### Supplied material
/---

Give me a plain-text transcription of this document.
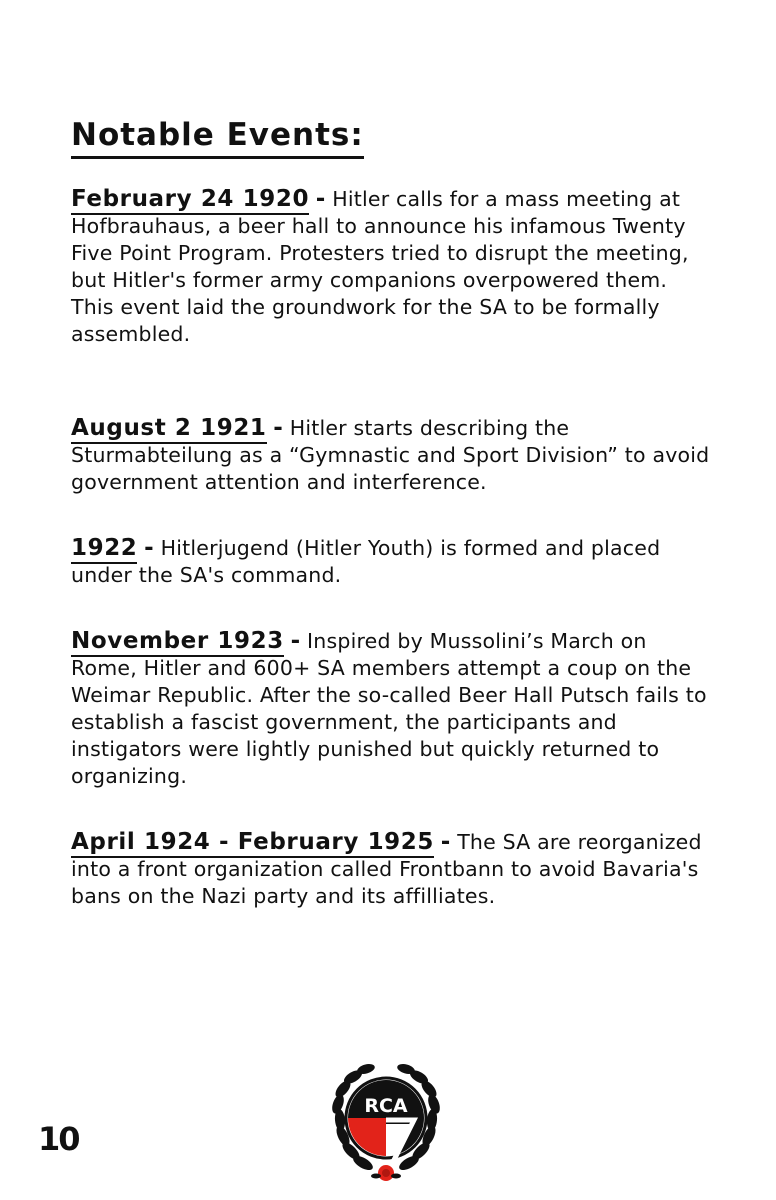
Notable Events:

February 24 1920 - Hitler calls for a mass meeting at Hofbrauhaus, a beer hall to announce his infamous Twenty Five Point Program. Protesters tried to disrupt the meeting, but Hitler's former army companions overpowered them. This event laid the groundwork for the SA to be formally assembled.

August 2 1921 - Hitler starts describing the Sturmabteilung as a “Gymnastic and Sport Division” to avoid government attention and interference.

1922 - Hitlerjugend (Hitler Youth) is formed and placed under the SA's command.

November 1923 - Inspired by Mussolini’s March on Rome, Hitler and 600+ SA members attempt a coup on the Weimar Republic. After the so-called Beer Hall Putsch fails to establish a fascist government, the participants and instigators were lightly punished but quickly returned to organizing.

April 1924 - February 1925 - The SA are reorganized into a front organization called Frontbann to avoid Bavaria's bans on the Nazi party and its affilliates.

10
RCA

\---

### What this task involves
Copy the material shown above in full and exactly. Skip the pictures.

### Solved exercise
Give me a plain-text transcription of this document.
Notable Events:

February 24 1920 - Hitler calls for a mass meeting at Hofbrauhaus, a beer hall to announce his infamous Twenty Five Point Program. Protesters tried to disrupt the meeting, but Hitler's former army companions overpowered them. This event laid the groundwork for the SA to be formally assembled.

August 2 1921 - Hitler starts describing the Sturmabteilung as a “Gymnastic and Sport Division” to avoid government attention and interference.

1922 - Hitlerjugend (Hitler Youth) is formed and placed under the SA's command.

November 1923 - Inspired by Mussolini’s March on Rome, Hitler and 600+ SA members attempt a coup on the Weimar Republic. After the so-called Beer Hall Putsch fails to establish a fascist government, the participants and instigators were lightly punished but quickly returned to organizing.

April 1924 - February 1925 - The SA are reorganized into a front organization called Frontbann to avoid Bavaria's bans on the Nazi party and its affilliates.

10
RCA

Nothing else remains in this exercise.